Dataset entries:

########

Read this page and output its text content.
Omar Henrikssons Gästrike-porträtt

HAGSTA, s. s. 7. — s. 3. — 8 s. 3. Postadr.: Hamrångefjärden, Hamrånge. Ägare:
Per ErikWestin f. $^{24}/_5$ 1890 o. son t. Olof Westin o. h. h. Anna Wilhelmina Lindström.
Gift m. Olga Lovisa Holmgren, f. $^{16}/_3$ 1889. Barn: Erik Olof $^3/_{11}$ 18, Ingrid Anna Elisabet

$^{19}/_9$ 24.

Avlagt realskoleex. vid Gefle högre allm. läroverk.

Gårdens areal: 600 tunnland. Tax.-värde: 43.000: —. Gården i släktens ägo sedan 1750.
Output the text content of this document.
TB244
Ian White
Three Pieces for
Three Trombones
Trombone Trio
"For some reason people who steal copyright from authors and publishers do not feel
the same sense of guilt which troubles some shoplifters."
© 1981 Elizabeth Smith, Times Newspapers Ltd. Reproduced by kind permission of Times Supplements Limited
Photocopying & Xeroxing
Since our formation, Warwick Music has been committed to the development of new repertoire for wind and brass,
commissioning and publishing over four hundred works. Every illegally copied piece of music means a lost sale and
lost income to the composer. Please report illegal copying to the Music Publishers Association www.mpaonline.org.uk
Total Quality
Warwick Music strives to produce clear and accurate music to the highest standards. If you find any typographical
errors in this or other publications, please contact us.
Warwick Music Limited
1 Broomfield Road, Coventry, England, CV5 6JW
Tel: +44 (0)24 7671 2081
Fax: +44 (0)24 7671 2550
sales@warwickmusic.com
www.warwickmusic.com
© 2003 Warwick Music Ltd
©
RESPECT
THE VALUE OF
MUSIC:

########

# SHORT TASK
All of the entries above need to be reproduced exactly.

# OUTPUT
Read this page and output its text content.
Omar Henrikssons Gästrike-porträtt

HAGSTA, s. s. 7. — s. 3. — 8 s. 3. Postadr.: Hamrångefjärden, Hamrånge. Ägare:
Per ErikWestin f. $^{24}/_5$ 1890 o. son t. Olof Westin o. h. h. Anna Wilhelmina Lindström.
Gift m. Olga Lovisa Holmgren, f. $^{16}/_3$ 1889. Barn: Erik Olof $^3/_{11}$ 18, Ingrid Anna Elisabet

$^{19}/_9$ 24.

Avlagt realskoleex. vid Gefle högre allm. läroverk.

Gårdens areal: 600 tunnland. Tax.-värde: 43.000: —. Gården i släktens ägo sedan 1750.
Output the text content of this document.
TB244
Ian White
Three Pieces for
Three Trombones
Trombone Trio
"For some reason people who steal copyright from authors and publishers do not feel
the same sense of guilt which troubles some shoplifters."
© 1981 Elizabeth Smith, Times Newspapers Ltd. Reproduced by kind permission of Times Supplements Limited
Photocopying & Xeroxing
Since our formation, Warwick Music has been committed to the development of new repertoire for wind and brass,
commissioning and publishing over four hundred works. Every illegally copied piece of music means a lost sale and
lost income to the composer. Please report illegal copying to the Music Publishers Association www.mpaonline.org.uk
Total Quality
Warwick Music strives to produce clear and accurate music to the highest standards. If you find any typographical
errors in this or other publications, please contact us.
Warwick Music Limited
1 Broomfield Road, Coventry, England, CV5 6JW
Tel: +44 (0)24 7671 2081
Fax: +44 (0)24 7671 2550
sales@warwickmusic.com
www.warwickmusic.com
© 2003 Warwick Music Ltd
©
RESPECT
THE VALUE OF
MUSIC:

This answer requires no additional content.